--- CHALLENGE ---
In the records below, pick out all lines containing the word "people".

--- DATA EXTRACT ---
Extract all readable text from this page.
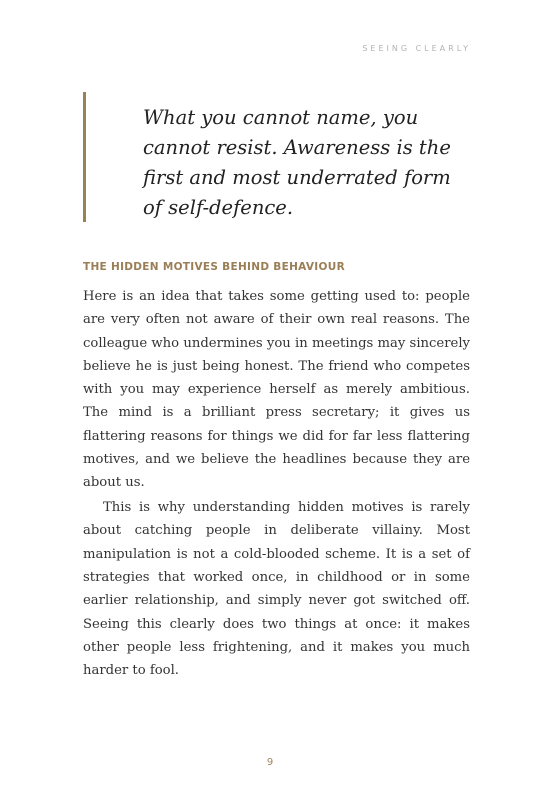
SEEING CLEARLY
What you cannot name, you cannot resist. Awareness is the first and most underrated form of self-defence.
THE HIDDEN MOTIVES BEHIND BEHAVIOUR

Here is an idea that takes some getting used to: people are very often not aware of their own real reasons. The colleague who undermines you in meetings may sincerely believe he is just being honest. The friend who competes with you may experience herself as merely ambitious. The mind is a brilliant press secretary; it gives us flattering reasons for things we did for far less flattering motives, and we believe the headlines because they are about us.

This is why understanding hidden motives is rarely about catching people in deliberate villainy. Most manipulation is not a cold-blooded scheme. It is a set of strategies that worked once, in childhood or in some earlier relationship, and simply never got switched off. Seeing this clearly does two things at once: it makes other people less frightening, and it makes you much harder to fool.

9
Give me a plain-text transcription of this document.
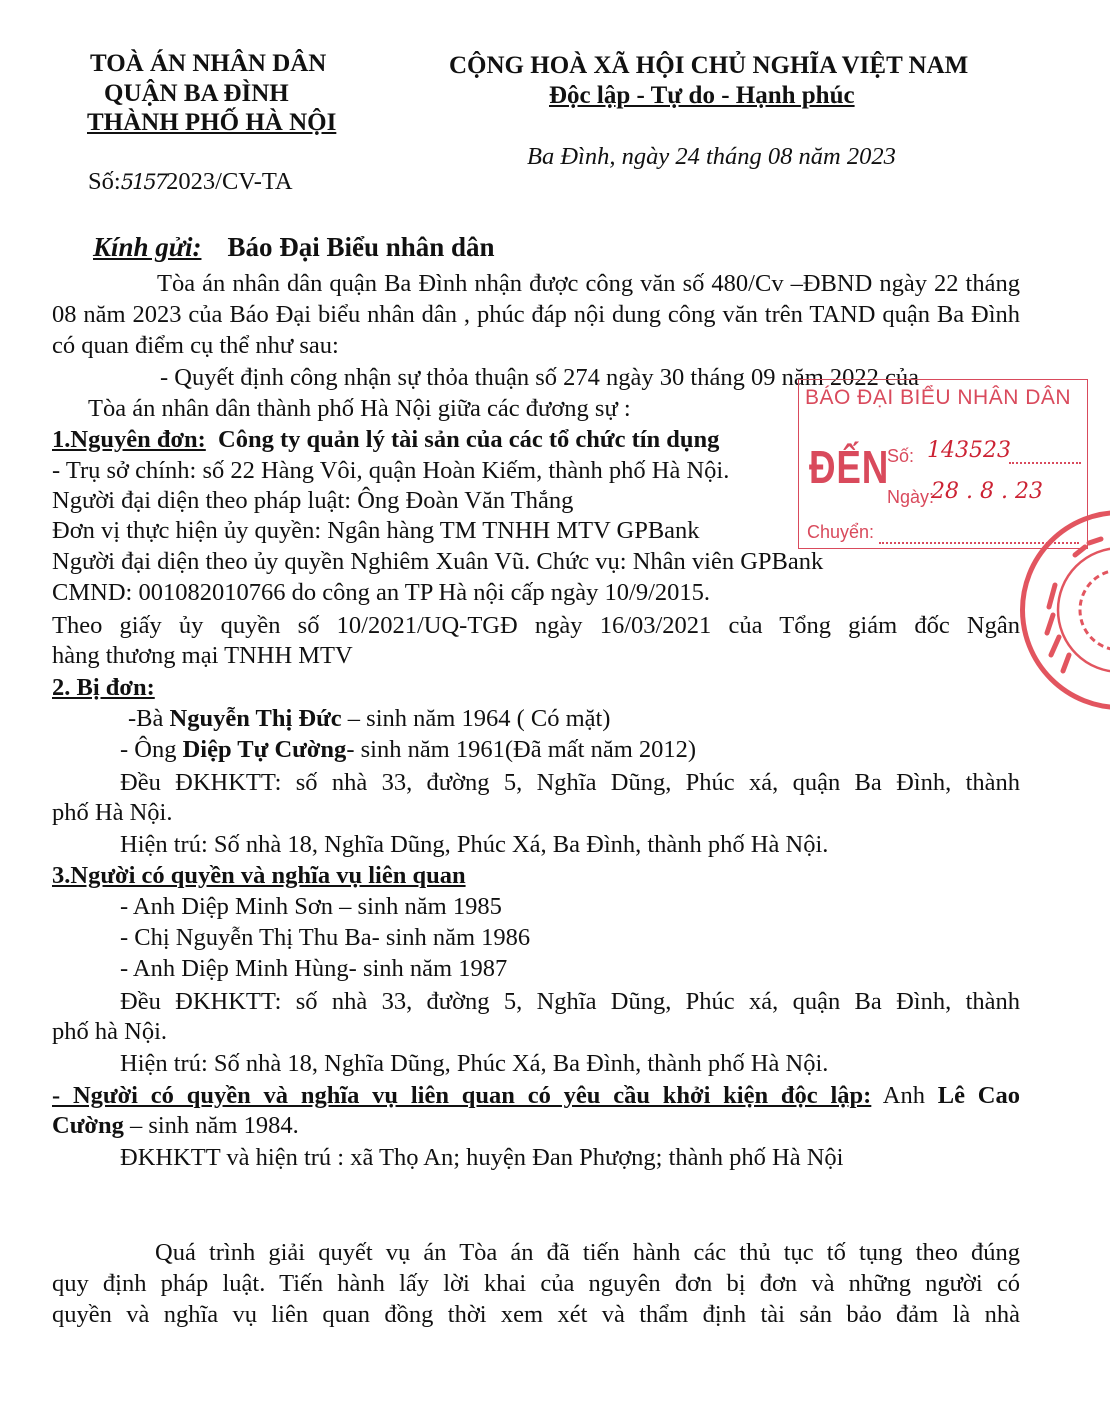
TOÀ ÁN NHÂN DÂN
QUẬN BA ĐÌNH
THÀNH PHỐ HÀ NỘI
CỘNG HOÀ XÃ HỘI CHỦ NGHĨA VIỆT NAM
Độc lập - Tự do - Hạnh phúc
Ba Đình, ngày 24 tháng 08 năm 2023
Số:51572023/CV-TA
Kính gửi: Báo Đại Biểu nhân dân
Tòa án nhân dân quận Ba Đình nhận được công văn số 480/Cv –ĐBND ngày 22 tháng 08 năm 2023 của Báo Đại biểu nhân dân , phúc đáp nội dung công văn trên TAND quận Ba Đình có quan điểm cụ thể như sau:
- Quyết định công nhận sự thỏa thuận số 274 ngày 30 tháng 09 năm 2022 của
Tòa án nhân dân thành phố Hà Nội giữa các đương sự :
1.Nguyên đơn: Công ty quản lý tài sản của các tổ chức tín dụng
- Trụ sở chính: số 22 Hàng Vôi, quận Hoàn Kiếm, thành phố Hà Nội.
Người đại diện theo pháp luật: Ông Đoàn Văn Thắng
Đơn vị thực hiện ủy quyền: Ngân hàng TM TNHH MTV GPBank
Người đại diện theo ủy quyền Nghiêm Xuân Vũ. Chức vụ: Nhân viên GPBank
CMND: 001082010766 do công an TP Hà nội cấp ngày 10/9/2015.
Theo giấy ủy quyền số 10/2021/UQ-TGĐ ngày 16/03/2021 của Tổng giám đốc Ngân
hàng thương mại TNHH MTV
2. Bị đơn:
-Bà Nguyễn Thị Đức – sinh năm 1964 ( Có mặt)
- Ông Diệp Tự Cường- sinh năm 1961(Đã mất năm 2012)
Đều ĐKHKTT: số nhà 33, đường 5, Nghĩa Dũng, Phúc xá, quận Ba Đình, thành
phố Hà Nội.
Hiện trú: Số nhà 18, Nghĩa Dũng, Phúc Xá, Ba Đình, thành phố Hà Nội.
3.Người có quyền và nghĩa vụ liên quan
- Anh Diệp Minh Sơn – sinh năm 1985
- Chị Nguyễn Thị Thu Ba- sinh năm 1986
- Anh Diệp Minh Hùng- sinh năm 1987
Đều ĐKHKTT: số nhà 33, đường 5, Nghĩa Dũng, Phúc xá, quận Ba Đình, thành
phố hà Nội.
Hiện trú: Số nhà 18, Nghĩa Dũng, Phúc Xá, Ba Đình, thành phố Hà Nội.
- Người có quyền và nghĩa vụ liên quan có yêu cầu khởi kiện độc lập: Anh Lê Cao
Cường – sinh năm 1984.
ĐKHKTT và hiện trú : xã Thọ An; huyện Đan Phượng; thành phố Hà Nội
Quá trình giải quyết vụ án Tòa án đã tiến hành các thủ tục tố tụng theo đúng
quy định pháp luật. Tiến hành lấy lời khai của nguyên đơn bị đơn và những người có
quyền và nghĩa vụ liên quan đồng thời xem xét và thẩm định tài sản bảo đảm là nhà
BÁO ĐẠI BIỂU NHÂN DÂN
ĐẾN
Số: 143523
Ngày:
28 . 8 . 23
Chuyển:
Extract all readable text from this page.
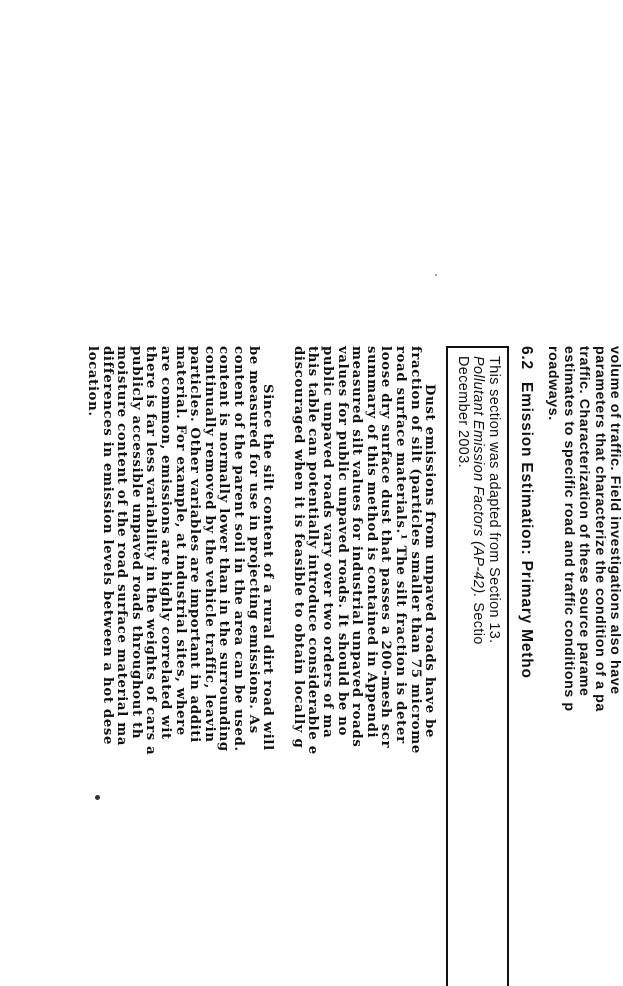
volume of traffic. Field investigations also have

parameters that characterize the condition of a pa

traffic. Characterization of these source parame

estimates to specific road and traffic conditions p

roadways.

6.2Emission Estimation: Primary Metho
This section was adapted from Section 13.
Pollutant Emission Factors (AP-42). Sectio
December 2003.
Dust emissions from unpaved roads have be
fraction of silt (particles smaller than 75 microme
road surface materials.¹ The silt fraction is deter
loose dry surface dust that passes a 200-mesh scr
summary of this method is contained in Appendi
measured silt values for industrial unpaved roads
values for public unpaved roads. It should be no
public unpaved roads vary over two orders of ma
this table can potentially introduce considerable e
discouraged when it is feasible to obtain locally g
Since the silt content of a rural dirt road will
be measured for use in projecting emissions. As
content of the parent soil in the area can be used.
content is normally lower than in the surrounding
continually removed by the vehicle traffic, leavin
particles. Other variables are important in additi
material. For example, at industrial sites, where
are common, emissions are highly correlated wit
there is far less variability in the weights of cars a
publicly accessible unpaved roads throughout th
moisture content of the road surface material ma
differences in emission levels between a hot dese
location.
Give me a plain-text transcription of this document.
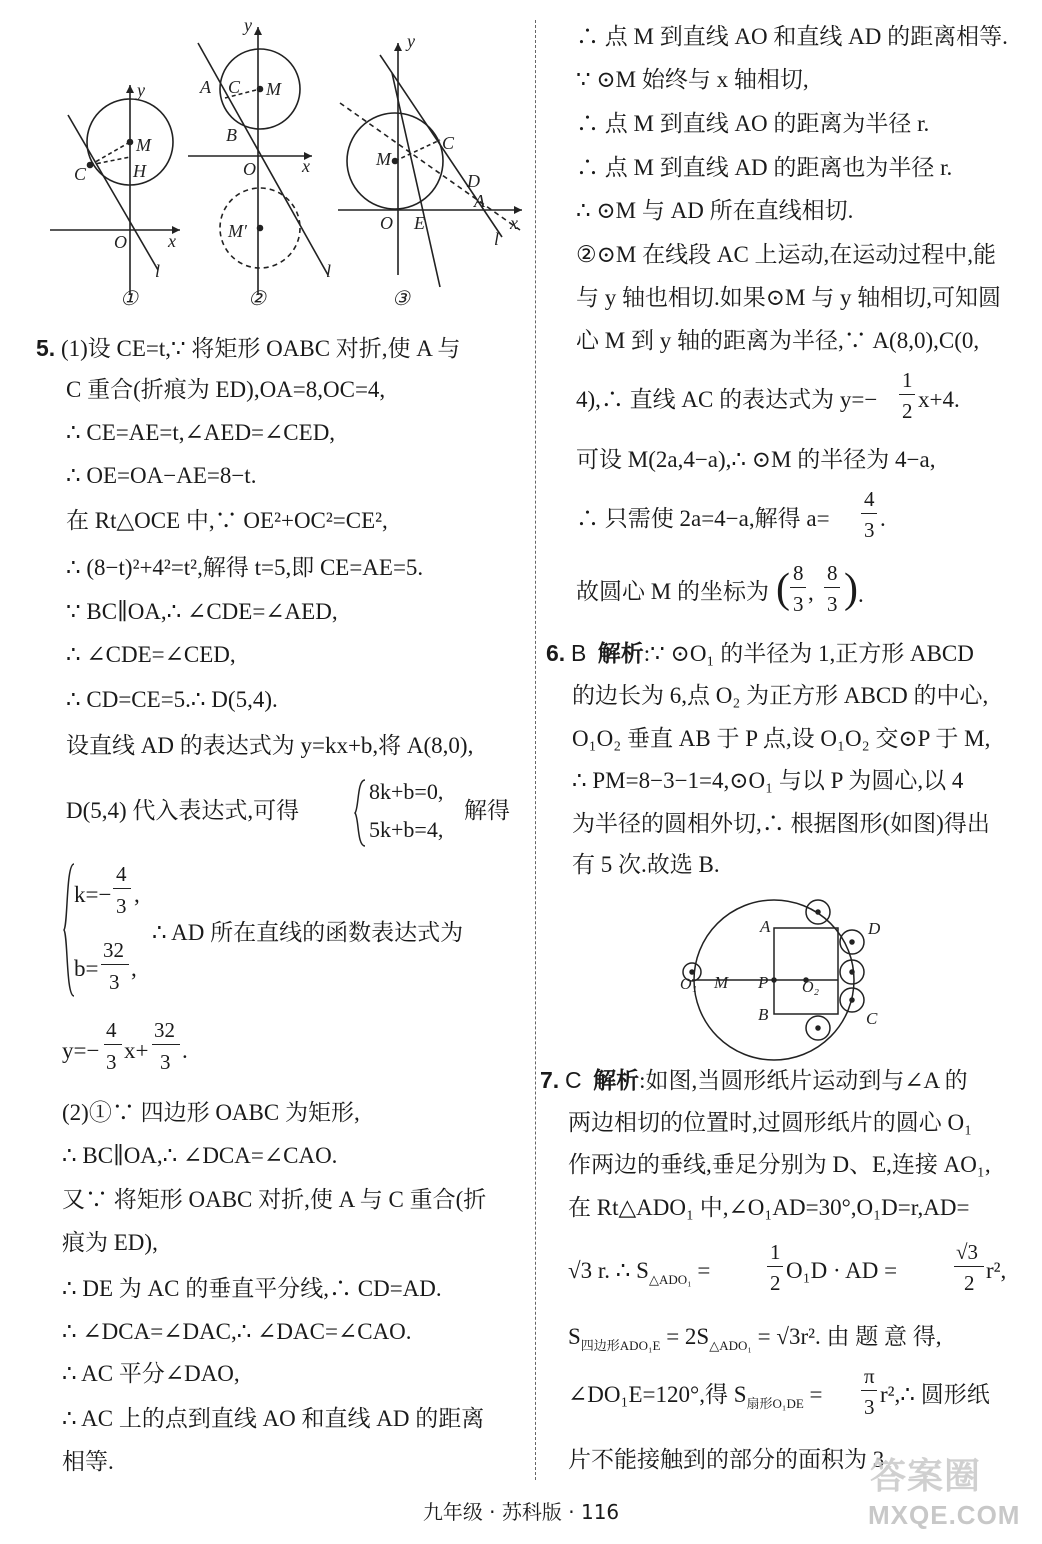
y
M
H
C
O x
l
①
y
A C M
B
O	x
M′
l
②
y
M
C
D
A
O E	x
l
③
5. (1)设 CE=t,∵ 将矩形 OABC 对折,使 A 与
C 重合(折痕为 ED),OA=8,OC=4,
∴ CE=AE=t,∠AED=∠CED,
∴ OE=OA−AE=8−t.
在 Rt△OCE 中,∵ OE²+OC²=CE²,
∴ (8−t)²+4²=t²,解得 t=5,即 CE=AE=5.
∵ BC∥OA,∴ ∠CDE=∠AED,
∴ ∠CDE=∠CED,
∴ CD=CE=5.∴ D(5,4).
设直线 AD 的表达式为 y=kx+b,将 A(8,0),
D(5,4) 代入表达式,可得
8k+b=0,
5k+b=4,
解得
k=−
4
3 ,
b=
32
3
,
∴ AD 所在直线的函数表达式为
y=−
4
3 x+
32
3 .
(2)①∵ 四边形 OABC 为矩形,
∴ BC∥OA,∴ ∠DCA=∠CAO.
又∵ 将矩形 OABC 对折,使 A 与 C 重合(折
痕为 ED),
∴ DE 为 AC 的垂直平分线,∴ CD=AD.
∴ ∠DCA=∠DAC,∴ ∠DAC=∠CAO.
∴ AC 平分∠DAO,
∴ AC 上的点到直线 AO 和直线 AD 的距离
相等.
∴ 点 M 到直线 AO 和直线 AD 的距离相等.
∵ ⊙M 始终与 x 轴相切,
∴ 点 M 到直线 AO 的距离为半径 r.
∴ 点 M 到直线 AD 的距离也为半径 r.
∴ ⊙M 与 AD 所在直线相切.
②⊙M 在线段 AC 上运动,在运动过程中,能
与 y 轴也相切.如果⊙M 与 y 轴相切,可知圆
心 M 到 y 轴的距离为半径,∵ A(8,0),C(0,
4),∴ 直线 AC 的表达式为 y=−
1
2 x+4.
可设 M(2a,4−a),∴ ⊙M 的半径为 4−a,
∴ 只需使 2a=4−a,解得 a=
4
3 .
故圆心 M 的坐标为 ( 8
3 ,
8
3 ) .
6. B 解析:∵ ⊙O₁ 的半径为 1,正方形 ABCD
的边长为 6,点 O₂ 为正方形 ABCD 的中心,
O₁O₂ 垂直 AB 于 P 点,设 O₁O₂ 交⊙P 于 M,
∴ PM=8−3−1=4,⊙O₁ 与以 P 为圆心,以 4
为半径的圆相外切,∴ 根据图形(如图)得出
有 5 次.故选 B.
A	D
O₁ M P O₂
B	C
7. C 解析:如图,当圆形纸片运动到与∠A 的
两边相切的位置时,过圆形纸片的圆心 O₁
作两边的垂线,垂足分别为 D、E,连接 AO₁,
在 Rt△ADO₁ 中,∠O₁AD=30°,O₁D=r,AD=
√3 r. ∴ $S_{\triangle ADO_1}$ =
1
2 O₁D · AD =
√3
2 r²,
$S_{四边形ADO_1E} = 2S_{\triangle ADO_1} = √3r^2$. 由 题 意 得,
∠DO₁E=120°,得 $S_{扇形O_1DE}$ =
π
3 r²,∴ 圆形纸
片不能接触到的部分的面积为 3
九年级 · 苏科版 · 116
答案圈
MXQE.COM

--- WORKED SOLUTION ---
Here is an idea that takes some getting used to: people are very often not aware of their own real reasons. The colleague who undermines you in meetings may sincerely believe he is just being honest. The friend who competes with you may experience herself as merely ambitious. The mind is a brilliant press secretary; it gives us flattering reasons for things we did for far less flattering motives, and we believe the headlines because they are about us.
This is why understanding hidden motives is rarely about catching people in deliberate villainy. Most manipulation is not a cold-blooded scheme. It is a set of strategies that worked once, in childhood or in some earlier relationship, and simply never got switched off. Seeing this clearly does two things at once: it makes other people less frightening, and it makes you much harder to fool.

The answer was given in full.